-- Dataset extract start --

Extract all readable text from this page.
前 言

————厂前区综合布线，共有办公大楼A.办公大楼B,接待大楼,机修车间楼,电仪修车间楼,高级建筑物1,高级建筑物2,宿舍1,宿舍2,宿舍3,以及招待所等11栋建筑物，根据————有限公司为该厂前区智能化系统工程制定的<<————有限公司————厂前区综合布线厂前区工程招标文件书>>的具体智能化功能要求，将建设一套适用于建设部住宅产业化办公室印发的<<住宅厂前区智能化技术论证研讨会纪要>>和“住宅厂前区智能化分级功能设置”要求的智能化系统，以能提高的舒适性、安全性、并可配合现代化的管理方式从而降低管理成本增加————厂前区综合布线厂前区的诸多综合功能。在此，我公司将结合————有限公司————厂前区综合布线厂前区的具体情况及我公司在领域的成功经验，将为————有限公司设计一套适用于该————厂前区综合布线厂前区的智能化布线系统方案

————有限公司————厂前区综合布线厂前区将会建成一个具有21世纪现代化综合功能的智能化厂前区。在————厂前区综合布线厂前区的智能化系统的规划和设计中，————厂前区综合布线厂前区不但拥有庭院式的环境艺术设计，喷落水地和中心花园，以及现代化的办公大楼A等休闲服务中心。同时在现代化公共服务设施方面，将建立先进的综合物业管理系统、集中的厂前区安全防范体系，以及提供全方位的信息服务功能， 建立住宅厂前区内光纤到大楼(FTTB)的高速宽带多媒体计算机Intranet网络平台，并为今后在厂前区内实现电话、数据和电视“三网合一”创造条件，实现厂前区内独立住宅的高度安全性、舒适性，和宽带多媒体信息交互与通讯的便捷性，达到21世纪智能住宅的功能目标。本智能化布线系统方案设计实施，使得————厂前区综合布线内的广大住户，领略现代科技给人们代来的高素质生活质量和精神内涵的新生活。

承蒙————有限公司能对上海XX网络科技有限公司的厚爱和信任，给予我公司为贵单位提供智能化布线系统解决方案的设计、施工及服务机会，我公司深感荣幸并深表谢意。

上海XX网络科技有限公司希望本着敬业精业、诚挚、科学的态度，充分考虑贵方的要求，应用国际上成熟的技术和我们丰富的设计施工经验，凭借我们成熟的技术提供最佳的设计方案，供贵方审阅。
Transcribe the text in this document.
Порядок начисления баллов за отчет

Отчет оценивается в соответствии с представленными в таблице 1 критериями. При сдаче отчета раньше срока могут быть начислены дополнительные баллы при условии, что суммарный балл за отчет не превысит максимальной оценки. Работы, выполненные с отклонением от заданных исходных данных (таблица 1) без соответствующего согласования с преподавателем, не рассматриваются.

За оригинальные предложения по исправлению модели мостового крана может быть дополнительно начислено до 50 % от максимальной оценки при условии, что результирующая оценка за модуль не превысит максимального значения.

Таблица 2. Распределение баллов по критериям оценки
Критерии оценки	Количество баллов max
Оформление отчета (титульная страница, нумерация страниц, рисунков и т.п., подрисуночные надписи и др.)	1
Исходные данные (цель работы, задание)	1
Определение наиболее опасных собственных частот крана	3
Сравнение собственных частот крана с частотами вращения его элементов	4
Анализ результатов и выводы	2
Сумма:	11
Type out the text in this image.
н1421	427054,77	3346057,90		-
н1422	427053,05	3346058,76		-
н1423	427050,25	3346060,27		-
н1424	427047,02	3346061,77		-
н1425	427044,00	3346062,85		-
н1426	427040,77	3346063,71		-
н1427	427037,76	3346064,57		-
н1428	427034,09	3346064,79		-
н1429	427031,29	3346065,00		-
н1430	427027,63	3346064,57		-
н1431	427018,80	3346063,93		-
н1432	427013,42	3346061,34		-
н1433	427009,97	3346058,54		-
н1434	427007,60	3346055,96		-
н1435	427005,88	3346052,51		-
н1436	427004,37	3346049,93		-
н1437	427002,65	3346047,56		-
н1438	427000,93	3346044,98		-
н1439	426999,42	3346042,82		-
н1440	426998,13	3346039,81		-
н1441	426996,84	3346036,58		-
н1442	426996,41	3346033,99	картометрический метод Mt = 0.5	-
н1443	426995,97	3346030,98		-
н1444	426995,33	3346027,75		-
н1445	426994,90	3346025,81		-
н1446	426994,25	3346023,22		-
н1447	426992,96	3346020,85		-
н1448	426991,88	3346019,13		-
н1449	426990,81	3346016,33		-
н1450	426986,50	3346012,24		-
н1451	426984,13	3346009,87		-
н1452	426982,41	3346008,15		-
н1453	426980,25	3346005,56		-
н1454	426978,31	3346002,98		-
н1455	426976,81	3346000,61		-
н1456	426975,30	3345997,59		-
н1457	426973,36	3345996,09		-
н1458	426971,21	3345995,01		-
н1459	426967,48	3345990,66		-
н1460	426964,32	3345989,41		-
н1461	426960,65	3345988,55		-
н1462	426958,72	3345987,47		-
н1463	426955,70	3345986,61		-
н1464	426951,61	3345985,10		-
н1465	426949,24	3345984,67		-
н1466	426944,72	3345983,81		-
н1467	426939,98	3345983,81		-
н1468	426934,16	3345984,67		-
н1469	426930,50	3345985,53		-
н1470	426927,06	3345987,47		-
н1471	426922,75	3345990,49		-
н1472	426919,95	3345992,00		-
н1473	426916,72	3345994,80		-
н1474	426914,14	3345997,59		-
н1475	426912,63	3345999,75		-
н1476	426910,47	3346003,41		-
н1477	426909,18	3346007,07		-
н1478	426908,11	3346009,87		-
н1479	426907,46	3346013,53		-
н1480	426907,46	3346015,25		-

-- Dataset extract end --

**Short problem**:
Without leaving anything out, give the entries again exactly.

**Written solution**:
Extract all readable text from this page.
前 言

————厂前区综合布线，共有办公大楼A.办公大楼B,接待大楼,机修车间楼,电仪修车间楼,高级建筑物1,高级建筑物2,宿舍1,宿舍2,宿舍3,以及招待所等11栋建筑物，根据————有限公司为该厂前区智能化系统工程制定的<<————有限公司————厂前区综合布线厂前区工程招标文件书>>的具体智能化功能要求，将建设一套适用于建设部住宅产业化办公室印发的<<住宅厂前区智能化技术论证研讨会纪要>>和“住宅厂前区智能化分级功能设置”要求的智能化系统，以能提高的舒适性、安全性、并可配合现代化的管理方式从而降低管理成本增加————厂前区综合布线厂前区的诸多综合功能。在此，我公司将结合————有限公司————厂前区综合布线厂前区的具体情况及我公司在领域的成功经验，将为————有限公司设计一套适用于该————厂前区综合布线厂前区的智能化布线系统方案

————有限公司————厂前区综合布线厂前区将会建成一个具有21世纪现代化综合功能的智能化厂前区。在————厂前区综合布线厂前区的智能化系统的规划和设计中，————厂前区综合布线厂前区不但拥有庭院式的环境艺术设计，喷落水地和中心花园，以及现代化的办公大楼A等休闲服务中心。同时在现代化公共服务设施方面，将建立先进的综合物业管理系统、集中的厂前区安全防范体系，以及提供全方位的信息服务功能， 建立住宅厂前区内光纤到大楼(FTTB)的高速宽带多媒体计算机Intranet网络平台，并为今后在厂前区内实现电话、数据和电视“三网合一”创造条件，实现厂前区内独立住宅的高度安全性、舒适性，和宽带多媒体信息交互与通讯的便捷性，达到21世纪智能住宅的功能目标。本智能化布线系统方案设计实施，使得————厂前区综合布线内的广大住户，领略现代科技给人们代来的高素质生活质量和精神内涵的新生活。

承蒙————有限公司能对上海XX网络科技有限公司的厚爱和信任，给予我公司为贵单位提供智能化布线系统解决方案的设计、施工及服务机会，我公司深感荣幸并深表谢意。

上海XX网络科技有限公司希望本着敬业精业、诚挚、科学的态度，充分考虑贵方的要求，应用国际上成熟的技术和我们丰富的设计施工经验，凭借我们成熟的技术提供最佳的设计方案，供贵方审阅。
Transcribe the text in this document.
Порядок начисления баллов за отчет

Отчет оценивается в соответствии с представленными в таблице 1 критериями. При сдаче отчета раньше срока могут быть начислены дополнительные баллы при условии, что суммарный балл за отчет не превысит максимальной оценки. Работы, выполненные с отклонением от заданных исходных данных (таблица 1) без соответствующего согласования с преподавателем, не рассматриваются.

За оригинальные предложения по исправлению модели мостового крана может быть дополнительно начислено до 50 % от максимальной оценки при условии, что результирующая оценка за модуль не превысит максимального значения.

Таблица 2. Распределение баллов по критериям оценки
Критерии оценки	Количество баллов max
Оформление отчета (титульная страница, нумерация страниц, рисунков и т.п., подрисуночные надписи и др.)	1
Исходные данные (цель работы, задание)	1
Определение наиболее опасных собственных частот крана	3
Сравнение собственных частот крана с частотами вращения его элементов	4
Анализ результатов и выводы	2
Сумма:	11
Type out the text in this image.
н1421	427054,77	3346057,90		-
н1422	427053,05	3346058,76		-
н1423	427050,25	3346060,27		-
н1424	427047,02	3346061,77		-
н1425	427044,00	3346062,85		-
н1426	427040,77	3346063,71		-
н1427	427037,76	3346064,57		-
н1428	427034,09	3346064,79		-
н1429	427031,29	3346065,00		-
н1430	427027,63	3346064,57		-
н1431	427018,80	3346063,93		-
н1432	427013,42	3346061,34		-
н1433	427009,97	3346058,54		-
н1434	427007,60	3346055,96		-
н1435	427005,88	3346052,51		-
н1436	427004,37	3346049,93		-
н1437	427002,65	3346047,56		-
н1438	427000,93	3346044,98		-
н1439	426999,42	3346042,82		-
н1440	426998,13	3346039,81		-
н1441	426996,84	3346036,58		-
н1442	426996,41	3346033,99	картометрический метод Mt = 0.5	-
н1443	426995,97	3346030,98		-
н1444	426995,33	3346027,75		-
н1445	426994,90	3346025,81		-
н1446	426994,25	3346023,22		-
н1447	426992,96	3346020,85		-
н1448	426991,88	3346019,13		-
н1449	426990,81	3346016,33		-
н1450	426986,50	3346012,24		-
н1451	426984,13	3346009,87		-
н1452	426982,41	3346008,15		-
н1453	426980,25	3346005,56		-
н1454	426978,31	3346002,98		-
н1455	426976,81	3346000,61		-
н1456	426975,30	3345997,59		-
н1457	426973,36	3345996,09		-
н1458	426971,21	3345995,01		-
н1459	426967,48	3345990,66		-
н1460	426964,32	3345989,41		-
н1461	426960,65	3345988,55		-
н1462	426958,72	3345987,47		-
н1463	426955,70	3345986,61		-
н1464	426951,61	3345985,10		-
н1465	426949,24	3345984,67		-
н1466	426944,72	3345983,81		-
н1467	426939,98	3345983,81		-
н1468	426934,16	3345984,67		-
н1469	426930,50	3345985,53		-
н1470	426927,06	3345987,47		-
н1471	426922,75	3345990,49		-
н1472	426919,95	3345992,00		-
н1473	426916,72	3345994,80		-
н1474	426914,14	3345997,59		-
н1475	426912,63	3345999,75		-
н1476	426910,47	3346003,41		-
н1477	426909,18	3346007,07		-
н1478	426908,11	3346009,87		-
н1479	426907,46	3346013,53		-
н1480	426907,46	3346015,25		-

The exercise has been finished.